## Required tasks
1. In the Beati Paoli review, why does the writer treat the band's name as a smart choice? Answer in one to three sentences.
2. Continue the Beati Paoli review from its last sentence.

## Passage
Beati Paoli : Penny Dreadful

Are you sitting at home watching your DVDs of Star Trek: The Next Generation, playing Super Nintendo and alternately reading old copies of Spy Magazine and Timothy Zahn’s first Star Wars trilogy? Well, chances are you’ve never progressed out of 1994, and now there’s a band that will be there to keep you company. Beati Paoli (pronounced bee-AH-ti POW-lee) is an Iowa band that keeps the early ’90s fires burning, and sometimes in these days of Bush, Jr., I wish I could go back to those heady Clinton days of yore as well.

The boys of Beati Paoli were smart in their choice of band name, and a lot of other things I’m finding out about the band leads me to believe that it’s not the only thing proving their intelligence. Beati Paoli is the name of an Italian secret society that traveled in the catacombs, dedicated to saving the Italian people from both the church and the state. While the band doesn’t have goals as subversive as that, it can be said that they are living in the past’s underground. One gets the distinct feeling that a glance at these guys’ CD collections will reveal Weezer’s blue album, Green Day’s Dookie, early Violent Femmes work, and maybe even the Sugarplastic.

Element boundary records
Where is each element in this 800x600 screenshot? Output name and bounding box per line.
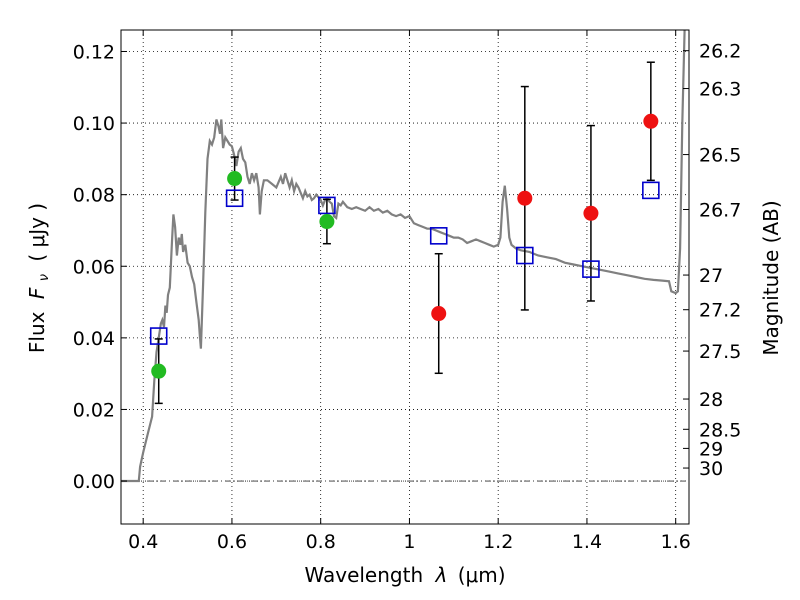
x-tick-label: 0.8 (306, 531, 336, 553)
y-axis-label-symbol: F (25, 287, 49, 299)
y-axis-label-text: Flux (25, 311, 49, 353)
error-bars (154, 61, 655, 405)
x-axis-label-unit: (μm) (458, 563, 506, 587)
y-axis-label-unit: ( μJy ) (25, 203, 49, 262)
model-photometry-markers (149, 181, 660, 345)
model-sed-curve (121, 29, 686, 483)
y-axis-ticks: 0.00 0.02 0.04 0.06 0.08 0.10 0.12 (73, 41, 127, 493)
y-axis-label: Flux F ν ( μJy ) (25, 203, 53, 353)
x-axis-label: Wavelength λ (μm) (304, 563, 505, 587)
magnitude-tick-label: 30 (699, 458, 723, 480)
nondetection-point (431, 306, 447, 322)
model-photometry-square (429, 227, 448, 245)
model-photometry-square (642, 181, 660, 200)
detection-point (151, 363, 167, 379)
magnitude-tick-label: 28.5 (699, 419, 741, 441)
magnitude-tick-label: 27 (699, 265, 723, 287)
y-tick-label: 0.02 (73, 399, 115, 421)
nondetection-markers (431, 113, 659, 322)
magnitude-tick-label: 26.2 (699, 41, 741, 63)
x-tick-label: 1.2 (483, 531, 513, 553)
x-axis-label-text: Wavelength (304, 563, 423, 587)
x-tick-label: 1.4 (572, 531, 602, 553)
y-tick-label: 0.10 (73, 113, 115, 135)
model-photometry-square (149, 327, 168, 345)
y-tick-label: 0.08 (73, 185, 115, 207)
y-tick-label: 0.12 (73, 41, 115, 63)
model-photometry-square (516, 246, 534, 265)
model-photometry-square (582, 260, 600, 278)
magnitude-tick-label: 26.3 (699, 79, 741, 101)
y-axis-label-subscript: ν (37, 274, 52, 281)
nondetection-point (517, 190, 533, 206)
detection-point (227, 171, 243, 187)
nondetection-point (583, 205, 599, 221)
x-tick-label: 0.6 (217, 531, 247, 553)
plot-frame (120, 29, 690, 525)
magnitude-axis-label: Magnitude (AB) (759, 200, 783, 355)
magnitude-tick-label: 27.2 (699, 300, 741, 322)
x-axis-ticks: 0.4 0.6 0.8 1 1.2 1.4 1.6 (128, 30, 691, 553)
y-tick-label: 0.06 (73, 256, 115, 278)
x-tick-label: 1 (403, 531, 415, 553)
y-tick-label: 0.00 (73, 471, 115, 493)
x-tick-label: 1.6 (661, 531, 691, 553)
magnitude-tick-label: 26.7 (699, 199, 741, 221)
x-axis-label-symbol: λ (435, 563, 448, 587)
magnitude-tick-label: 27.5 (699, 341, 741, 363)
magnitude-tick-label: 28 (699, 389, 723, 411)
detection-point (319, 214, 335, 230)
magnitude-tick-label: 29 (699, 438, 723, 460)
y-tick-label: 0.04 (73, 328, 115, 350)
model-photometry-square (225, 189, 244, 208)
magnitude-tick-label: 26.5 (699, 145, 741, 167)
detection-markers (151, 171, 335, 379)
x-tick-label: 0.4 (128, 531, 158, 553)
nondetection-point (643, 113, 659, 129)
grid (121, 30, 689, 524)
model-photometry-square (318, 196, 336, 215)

--

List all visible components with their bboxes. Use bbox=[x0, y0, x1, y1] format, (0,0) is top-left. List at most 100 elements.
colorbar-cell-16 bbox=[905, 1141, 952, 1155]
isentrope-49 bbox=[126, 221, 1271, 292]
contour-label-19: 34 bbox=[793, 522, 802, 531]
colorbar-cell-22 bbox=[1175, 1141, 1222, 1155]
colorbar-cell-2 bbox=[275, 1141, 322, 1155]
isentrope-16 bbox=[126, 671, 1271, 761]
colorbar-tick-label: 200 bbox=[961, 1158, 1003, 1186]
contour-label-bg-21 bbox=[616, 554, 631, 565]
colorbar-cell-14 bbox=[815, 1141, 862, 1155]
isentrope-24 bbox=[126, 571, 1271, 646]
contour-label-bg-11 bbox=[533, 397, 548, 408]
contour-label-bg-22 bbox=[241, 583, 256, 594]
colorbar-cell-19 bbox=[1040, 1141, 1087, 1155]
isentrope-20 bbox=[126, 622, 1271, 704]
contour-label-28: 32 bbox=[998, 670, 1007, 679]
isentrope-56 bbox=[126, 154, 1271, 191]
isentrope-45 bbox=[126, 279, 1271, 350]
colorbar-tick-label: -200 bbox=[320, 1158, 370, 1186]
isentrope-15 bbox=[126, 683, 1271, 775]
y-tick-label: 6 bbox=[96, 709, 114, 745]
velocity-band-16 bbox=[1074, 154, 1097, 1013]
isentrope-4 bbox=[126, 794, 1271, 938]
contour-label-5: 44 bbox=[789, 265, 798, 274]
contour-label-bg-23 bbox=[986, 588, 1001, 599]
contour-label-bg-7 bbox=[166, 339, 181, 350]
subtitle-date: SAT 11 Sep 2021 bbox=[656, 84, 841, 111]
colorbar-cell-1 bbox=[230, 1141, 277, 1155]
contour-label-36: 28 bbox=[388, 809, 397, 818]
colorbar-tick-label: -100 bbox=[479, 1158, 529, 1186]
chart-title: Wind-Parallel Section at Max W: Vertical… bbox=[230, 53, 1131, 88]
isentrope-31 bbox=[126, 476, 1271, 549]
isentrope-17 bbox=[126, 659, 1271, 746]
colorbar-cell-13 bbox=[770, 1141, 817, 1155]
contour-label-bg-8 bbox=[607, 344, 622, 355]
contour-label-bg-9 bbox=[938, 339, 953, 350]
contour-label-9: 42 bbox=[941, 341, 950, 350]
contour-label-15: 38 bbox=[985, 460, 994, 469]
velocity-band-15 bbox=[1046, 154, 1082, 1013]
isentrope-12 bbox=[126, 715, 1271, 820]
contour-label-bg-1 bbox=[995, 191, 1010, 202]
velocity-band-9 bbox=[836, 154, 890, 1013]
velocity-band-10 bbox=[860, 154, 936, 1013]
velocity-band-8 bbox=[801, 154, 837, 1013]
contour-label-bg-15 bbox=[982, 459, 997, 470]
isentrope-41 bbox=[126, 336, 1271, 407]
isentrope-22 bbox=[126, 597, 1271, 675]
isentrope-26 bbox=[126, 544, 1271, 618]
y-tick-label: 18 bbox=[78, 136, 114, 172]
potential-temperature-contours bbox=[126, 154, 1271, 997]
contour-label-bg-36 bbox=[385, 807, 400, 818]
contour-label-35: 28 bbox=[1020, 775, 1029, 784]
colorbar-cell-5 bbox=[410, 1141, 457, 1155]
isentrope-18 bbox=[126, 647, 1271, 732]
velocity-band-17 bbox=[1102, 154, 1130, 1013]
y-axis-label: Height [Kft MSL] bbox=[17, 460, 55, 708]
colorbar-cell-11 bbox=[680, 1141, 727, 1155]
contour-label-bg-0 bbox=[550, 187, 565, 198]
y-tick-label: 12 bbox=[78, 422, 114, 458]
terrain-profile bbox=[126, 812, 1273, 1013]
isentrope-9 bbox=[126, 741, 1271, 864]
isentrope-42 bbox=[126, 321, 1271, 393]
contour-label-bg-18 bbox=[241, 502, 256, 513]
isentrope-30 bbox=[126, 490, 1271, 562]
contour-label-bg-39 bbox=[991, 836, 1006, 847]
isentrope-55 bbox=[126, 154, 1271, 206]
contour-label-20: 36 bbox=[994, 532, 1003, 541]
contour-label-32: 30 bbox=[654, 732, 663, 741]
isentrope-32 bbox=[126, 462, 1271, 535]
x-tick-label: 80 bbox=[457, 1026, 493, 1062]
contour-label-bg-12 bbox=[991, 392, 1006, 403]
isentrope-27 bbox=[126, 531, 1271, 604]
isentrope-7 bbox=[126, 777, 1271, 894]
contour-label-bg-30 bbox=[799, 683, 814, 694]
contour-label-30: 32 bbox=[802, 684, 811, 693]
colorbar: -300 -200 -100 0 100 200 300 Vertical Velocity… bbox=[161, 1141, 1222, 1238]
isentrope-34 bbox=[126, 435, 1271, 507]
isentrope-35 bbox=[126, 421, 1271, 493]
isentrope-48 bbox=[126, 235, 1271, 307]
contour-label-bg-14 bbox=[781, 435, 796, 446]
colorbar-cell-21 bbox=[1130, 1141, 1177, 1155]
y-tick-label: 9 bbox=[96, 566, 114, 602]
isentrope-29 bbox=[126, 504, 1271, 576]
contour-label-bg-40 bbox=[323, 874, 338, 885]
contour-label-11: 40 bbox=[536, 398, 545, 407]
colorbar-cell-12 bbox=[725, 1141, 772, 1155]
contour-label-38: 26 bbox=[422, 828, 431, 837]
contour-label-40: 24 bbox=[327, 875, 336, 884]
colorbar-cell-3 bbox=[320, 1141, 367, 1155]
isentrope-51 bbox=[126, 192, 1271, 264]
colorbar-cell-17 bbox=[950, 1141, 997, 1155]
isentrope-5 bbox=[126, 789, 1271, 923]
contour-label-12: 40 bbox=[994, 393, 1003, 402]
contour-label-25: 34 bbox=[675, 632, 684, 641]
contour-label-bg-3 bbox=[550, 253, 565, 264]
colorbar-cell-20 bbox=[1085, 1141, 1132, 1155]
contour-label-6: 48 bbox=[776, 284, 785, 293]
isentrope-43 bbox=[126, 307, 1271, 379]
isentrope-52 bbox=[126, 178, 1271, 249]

## Results for the exercise
1. Beati Paoli is the name of an Italian secret society that moved through the catacombs to save the Italian people from both the church and the state. The band's aims are less subversive, but the name fits because the group is living in the past's underground.

2.
The debut EP from the band, called Penny Dreadful, features gorgeous cover artwork cribbed from Winsor McCay’s Little Nemo comics, another display of the group’s collective taste and smarts. So, the stage is essentially set for disappointment. It’s not that the music of Beati Paoli is bad. If you like the abovementioned albums, or anything that is relatively `smart ass,’ (read: Ween, Placebo, They Might Be Giants, etc.) then you’ll definitely dig Beati Paoli. But almost everything about this Iowa band smacks of being too clever for their own good. Take the second track, “E as in X-Ray.” First, there’s the obvious cheekiness of the title, then, there’s the fact that the first line is “Sic Transit Gloria,” a repeated Latin phrase from the film, Rushmore. They also either had the audacity, or the complete obliviousness, to name a song “Life During Wartime.” Did they not remember that one of the Talking Heads’ most famous songs shares that same title? Or was that the point?

There are some shining moments on Penny Dreadful. “Ouroboros” is a well written and played track that seems to transcend the dated quality of the rest of the EP. And here’s another smart-guy reference as well. An ouroboros is a snake, serpent or dragon that is depicted in a circle, eating its own tail. The song, in which the narrator finds himself annoyed at the vicious circle of a friend’s conversation, even mentions the snake as a comparison.

Listening to Beati Paoli’s debut reminded me of college, and not in a necessarily good way. I graduated in 1994, the year in which this band seems forever trapped in time, and I don’t really miss it much at all. One look at the band’s MySpace page also sent me, Christopher Reeve-Somewhere in Time-style, back to that particular time, as a friend posted an invite to play Risk or Axis & Allies. All that was missing was the smell of Ramen, the taste of Meister Brau and a discussion about saving up money for the Star Wars laserdisc box set. And if Beati Paoli ends up writing songs about any of these things, I swear by all that is holy, I will don a black cloak like the secretive men of their namesake, and in the dark of the Iowa night, I will put an end to it.

Similar Albums:
Weezer- Weezer (blue)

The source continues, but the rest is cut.